# Exercise material
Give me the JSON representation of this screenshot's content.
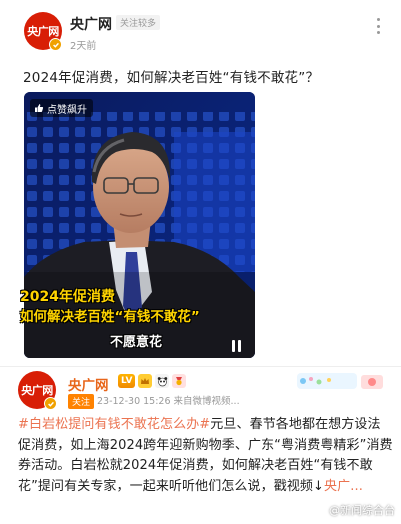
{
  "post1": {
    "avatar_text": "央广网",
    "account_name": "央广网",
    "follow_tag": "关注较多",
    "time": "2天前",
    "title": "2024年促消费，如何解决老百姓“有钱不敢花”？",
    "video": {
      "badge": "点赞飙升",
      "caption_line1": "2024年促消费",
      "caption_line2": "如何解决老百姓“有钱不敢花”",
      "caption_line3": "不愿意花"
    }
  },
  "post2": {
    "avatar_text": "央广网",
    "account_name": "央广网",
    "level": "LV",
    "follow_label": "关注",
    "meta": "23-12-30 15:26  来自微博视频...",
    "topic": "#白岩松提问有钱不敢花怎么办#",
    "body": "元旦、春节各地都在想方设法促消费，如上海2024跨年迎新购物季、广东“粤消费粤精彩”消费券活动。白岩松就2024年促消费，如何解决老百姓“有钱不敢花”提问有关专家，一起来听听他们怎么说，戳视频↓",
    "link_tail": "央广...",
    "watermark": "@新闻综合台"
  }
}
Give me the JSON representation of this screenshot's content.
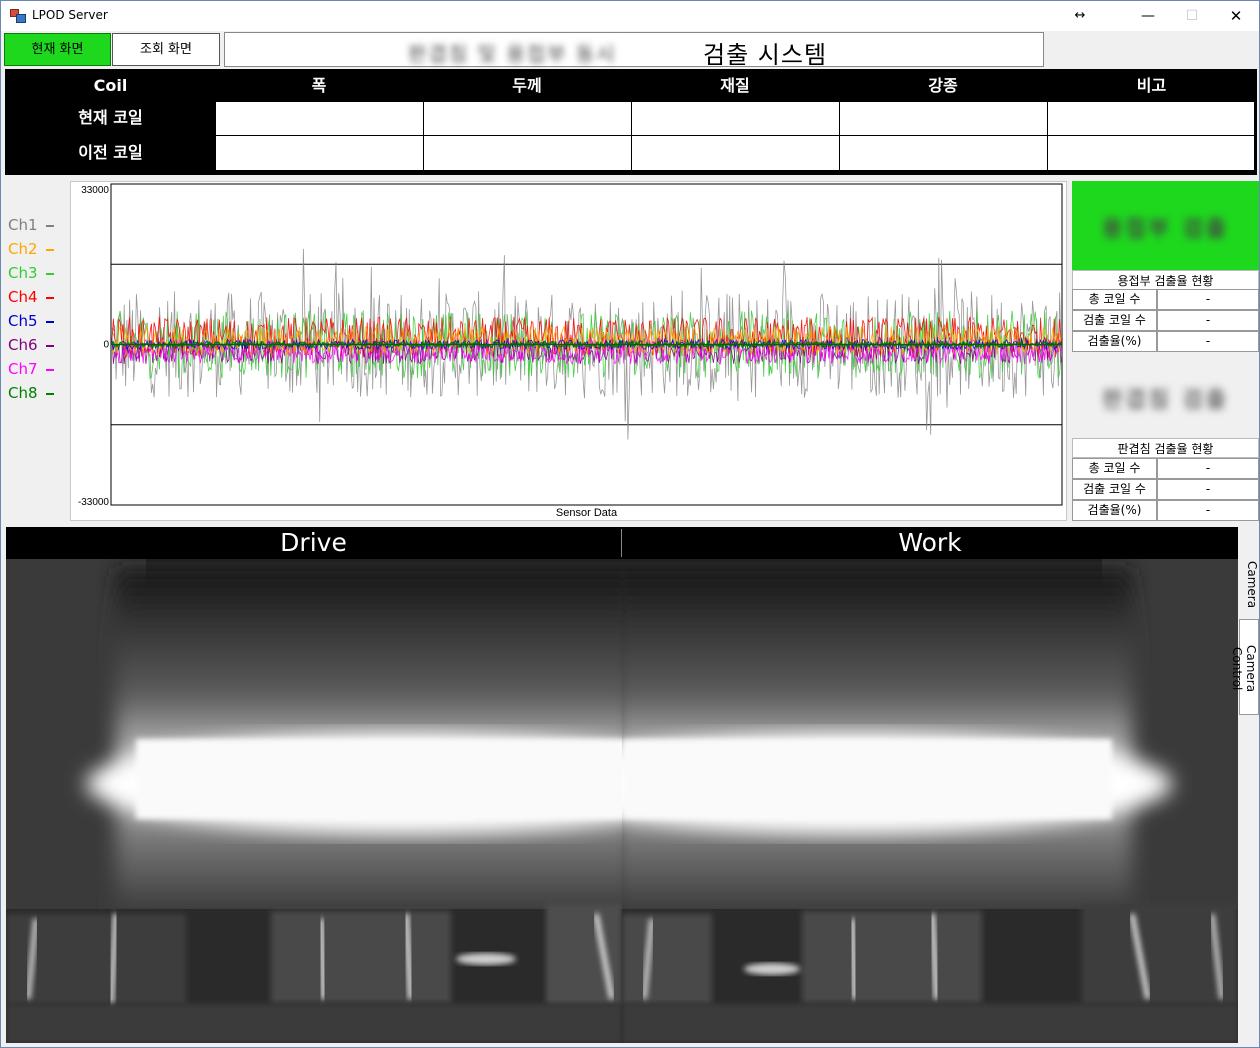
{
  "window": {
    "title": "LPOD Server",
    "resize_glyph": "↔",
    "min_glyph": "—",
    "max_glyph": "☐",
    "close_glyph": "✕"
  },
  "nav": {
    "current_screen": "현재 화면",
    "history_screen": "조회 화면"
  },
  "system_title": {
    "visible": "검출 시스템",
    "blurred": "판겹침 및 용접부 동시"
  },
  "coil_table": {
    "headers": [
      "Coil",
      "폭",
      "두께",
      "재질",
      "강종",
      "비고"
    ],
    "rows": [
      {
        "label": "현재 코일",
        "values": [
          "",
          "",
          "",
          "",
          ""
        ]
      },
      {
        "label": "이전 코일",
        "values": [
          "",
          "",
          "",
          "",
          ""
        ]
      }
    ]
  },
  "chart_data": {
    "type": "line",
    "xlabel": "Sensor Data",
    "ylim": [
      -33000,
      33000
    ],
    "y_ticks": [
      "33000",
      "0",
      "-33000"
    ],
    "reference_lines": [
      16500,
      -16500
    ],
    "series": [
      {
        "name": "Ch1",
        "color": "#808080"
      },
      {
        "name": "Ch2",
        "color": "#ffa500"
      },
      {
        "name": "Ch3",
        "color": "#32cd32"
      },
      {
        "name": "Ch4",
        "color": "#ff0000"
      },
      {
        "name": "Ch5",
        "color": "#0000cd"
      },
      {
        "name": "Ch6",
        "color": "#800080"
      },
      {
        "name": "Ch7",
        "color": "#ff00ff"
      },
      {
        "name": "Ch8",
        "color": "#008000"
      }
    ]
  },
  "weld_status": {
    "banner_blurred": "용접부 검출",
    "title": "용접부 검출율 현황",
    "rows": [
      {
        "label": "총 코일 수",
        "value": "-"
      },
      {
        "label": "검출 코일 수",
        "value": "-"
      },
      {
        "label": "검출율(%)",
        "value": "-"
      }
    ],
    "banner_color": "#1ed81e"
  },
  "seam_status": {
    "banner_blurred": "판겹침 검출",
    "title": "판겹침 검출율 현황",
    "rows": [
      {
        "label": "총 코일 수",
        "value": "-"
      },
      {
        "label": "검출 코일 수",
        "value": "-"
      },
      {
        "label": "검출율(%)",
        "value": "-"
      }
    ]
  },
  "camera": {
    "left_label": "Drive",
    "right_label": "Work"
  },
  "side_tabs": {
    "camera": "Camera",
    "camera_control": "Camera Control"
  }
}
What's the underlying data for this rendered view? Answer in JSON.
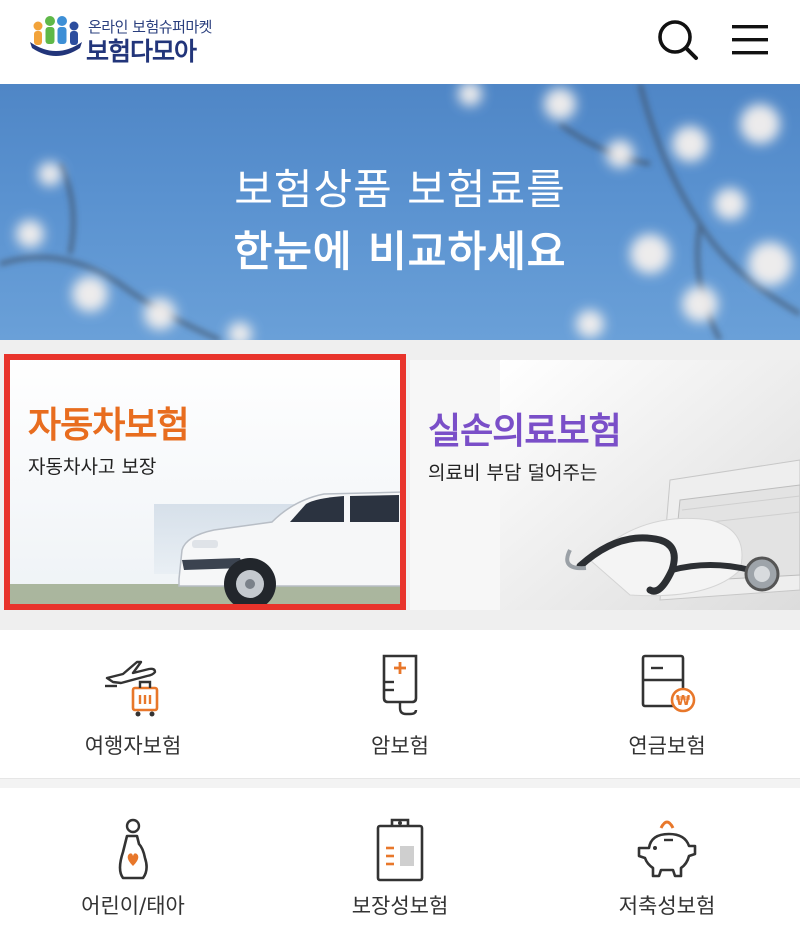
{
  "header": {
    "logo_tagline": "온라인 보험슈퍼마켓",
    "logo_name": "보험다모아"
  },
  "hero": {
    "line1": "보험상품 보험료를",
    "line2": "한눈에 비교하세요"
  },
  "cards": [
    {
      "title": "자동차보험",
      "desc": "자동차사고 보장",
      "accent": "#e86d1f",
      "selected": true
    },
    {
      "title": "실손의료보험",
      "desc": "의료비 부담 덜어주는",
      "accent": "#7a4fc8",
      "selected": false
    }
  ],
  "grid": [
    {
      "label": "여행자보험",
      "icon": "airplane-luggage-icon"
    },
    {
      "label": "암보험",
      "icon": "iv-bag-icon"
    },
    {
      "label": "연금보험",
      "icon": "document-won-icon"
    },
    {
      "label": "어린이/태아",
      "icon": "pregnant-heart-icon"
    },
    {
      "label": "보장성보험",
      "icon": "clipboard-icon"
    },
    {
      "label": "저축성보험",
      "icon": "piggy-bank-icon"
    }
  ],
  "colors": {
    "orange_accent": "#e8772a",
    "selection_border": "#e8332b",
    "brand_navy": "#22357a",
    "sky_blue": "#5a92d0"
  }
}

# Problem
Quote the material in full and exactly; do not carry over its pictures.

# Task response
Give me the JSON representation of this screenshot's content.
{
  "post1": {
    "avatar_text": "央广网",
    "account_name": "央广网",
    "follow_tag": "关注较多",
    "time": "2天前",
    "title": "2024年促消费，如何解决老百姓“有钱不敢花”？",
    "video": {
      "badge": "点赞飙升",
      "caption_line1": "2024年促消费",
      "caption_line2": "如何解决老百姓“有钱不敢花”",
      "caption_line3": "不愿意花"
    }
  },
  "post2": {
    "avatar_text": "央广网",
    "account_name": "央广网",
    "level": "LV",
    "follow_label": "关注",
    "meta": "23-12-30 15:26  来自微博视频...",
    "topic": "#白岩松提问有钱不敢花怎么办#",
    "body": "元旦、春节各地都在想方设法促消费，如上海2024跨年迎新购物季、广东“粤消费粤精彩”消费券活动。白岩松就2024年促消费，如何解决老百姓“有钱不敢花”提问有关专家，一起来听听他们怎么说，戳视频↓",
    "link_tail": "央广...",
    "watermark": "@新闻综合台"
  }
}
Give me the JSON representation of this screenshot's content.
{
  "window": {
    "title": "LPOD Server",
    "resize_glyph": "↔",
    "min_glyph": "—",
    "max_glyph": "☐",
    "close_glyph": "✕"
  },
  "nav": {
    "current_screen": "현재 화면",
    "history_screen": "조회 화면"
  },
  "system_title": {
    "visible": "검출 시스템",
    "blurred": "판겹침 및 용접부 동시"
  },
  "coil_table": {
    "headers": [
      "Coil",
      "폭",
      "두께",
      "재질",
      "강종",
      "비고"
    ],
    "rows": [
      {
        "label": "현재 코일",
        "values": [
          "",
          "",
          "",
          "",
          ""
        ]
      },
      {
        "label": "이전 코일",
        "values": [
          "",
          "",
          "",
          "",
          ""
        ]
      }
    ]
  },
  "chart_data": {
    "type": "line",
    "xlabel": "Sensor Data",
    "ylim": [
      -33000,
      33000
    ],
    "y_ticks": [
      "33000",
      "0",
      "-33000"
    ],
    "reference_lines": [
      16500,
      -16500
    ],
    "series": [
      {
        "name": "Ch1",
        "color": "#808080"
      },
      {
        "name": "Ch2",
        "color": "#ffa500"
      },
      {
        "name": "Ch3",
        "color": "#32cd32"
      },
      {
        "name": "Ch4",
        "color": "#ff0000"
      },
      {
        "name": "Ch5",
        "color": "#0000cd"
      },
      {
        "name": "Ch6",
        "color": "#800080"
      },
      {
        "name": "Ch7",
        "color": "#ff00ff"
      },
      {
        "name": "Ch8",
        "color": "#008000"
      }
    ]
  },
  "weld_status": {
    "banner_blurred": "용접부 검출",
    "title": "용접부 검출율 현황",
    "rows": [
      {
        "label": "총 코일 수",
        "value": "-"
      },
      {
        "label": "검출 코일 수",
        "value": "-"
      },
      {
        "label": "검출율(%)",
        "value": "-"
      }
    ],
    "banner_color": "#1ed81e"
  },
  "seam_status": {
    "banner_blurred": "판겹침 검출",
    "title": "판겹침 검출율 현황",
    "rows": [
      {
        "label": "총 코일 수",
        "value": "-"
      },
      {
        "label": "검출 코일 수",
        "value": "-"
      },
      {
        "label": "검출율(%)",
        "value": "-"
      }
    ]
  },
  "camera": {
    "left_label": "Drive",
    "right_label": "Work"
  },
  "side_tabs": {
    "camera": "Camera",
    "camera_control": "Camera Control"
  }
}
What's the underlying data for this rendered view? Answer in JSON.
{
  "header": {
    "logo_tagline": "온라인 보험슈퍼마켓",
    "logo_name": "보험다모아"
  },
  "hero": {
    "line1": "보험상품 보험료를",
    "line2": "한눈에 비교하세요"
  },
  "cards": [
    {
      "title": "자동차보험",
      "desc": "자동차사고 보장",
      "accent": "#e86d1f",
      "selected": true
    },
    {
      "title": "실손의료보험",
      "desc": "의료비 부담 덜어주는",
      "accent": "#7a4fc8",
      "selected": false
    }
  ],
  "grid": [
    {
      "label": "여행자보험",
      "icon": "airplane-luggage-icon"
    },
    {
      "label": "암보험",
      "icon": "iv-bag-icon"
    },
    {
      "label": "연금보험",
      "icon": "document-won-icon"
    },
    {
      "label": "어린이/태아",
      "icon": "pregnant-heart-icon"
    },
    {
      "label": "보장성보험",
      "icon": "clipboard-icon"
    },
    {
      "label": "저축성보험",
      "icon": "piggy-bank-icon"
    }
  ],
  "colors": {
    "orange_accent": "#e8772a",
    "selection_border": "#e8332b",
    "brand_navy": "#22357a",
    "sky_blue": "#5a92d0"
  }
}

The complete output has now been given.